_Exercise goal_
Filter the data for lines with the word "Publications", then copy every line so identified.

++++

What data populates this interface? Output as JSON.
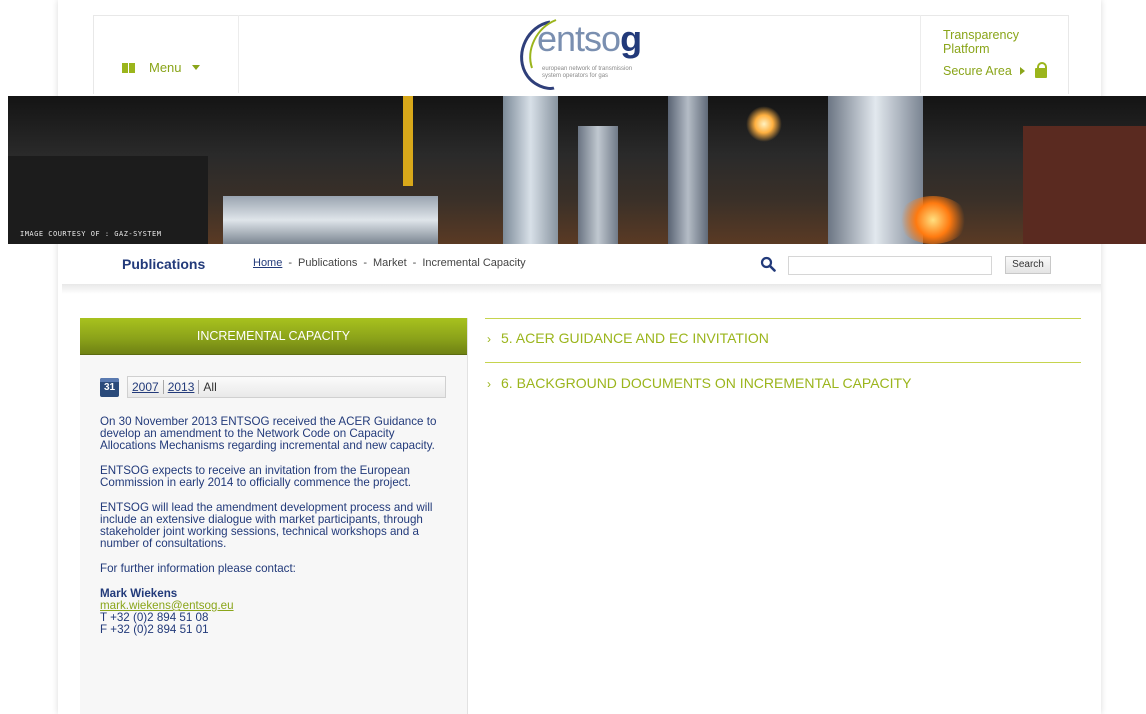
{
  "header": {
    "menu_label": "Menu",
    "logo_word": "entso",
    "logo_word_bold": "g",
    "logo_sub": "european network of transmission system operators for gas",
    "transparency_label": "Transparency Platform",
    "secure_area_label": "Secure Area"
  },
  "banner": {
    "credit": "IMAGE COURTESY OF : GAZ-SYSTEM"
  },
  "breadcrumb": {
    "section_title": "Publications",
    "items": [
      "Home",
      "Publications",
      "Market",
      "Incremental Capacity"
    ],
    "separator": "-"
  },
  "search": {
    "placeholder": "",
    "button_label": "Search"
  },
  "sidebar": {
    "heading": "INCREMENTAL CAPACITY",
    "calendar_day": "31",
    "years": [
      "2007",
      "2013"
    ],
    "all_label": "All",
    "paragraphs": [
      "On 30 November 2013 ENTSOG received the ACER Guidance to develop an amendment to the Network Code on Capacity Allocations Mechanisms regarding incremental and new capacity.",
      "ENTSOG expects to receive an invitation from the European Commission in early 2014 to officially commence the project.",
      "ENTSOG will lead the amendment development process and will include an extensive dialogue with market participants, through stakeholder joint working sessions, technical workshops and a number of consultations."
    ],
    "contact_label": "For further information please contact:",
    "contact_name": "Mark Wiekens",
    "contact_email": "mark.wiekens@entsog.eu",
    "contact_phone": "T +32 (0)2 894 51 08",
    "contact_fax": "F +32 (0)2 894 51 01"
  },
  "main": {
    "sections": [
      "5. ACER GUIDANCE AND EC INVITATION",
      "6. BACKGROUND DOCUMENTS ON INCREMENTAL CAPACITY"
    ]
  },
  "colors": {
    "brand_green": "#8aa51a",
    "brand_blue": "#223a7a"
  }
}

++++

_Answer to this problem_
    "section_title": "Publications",
      "Publications",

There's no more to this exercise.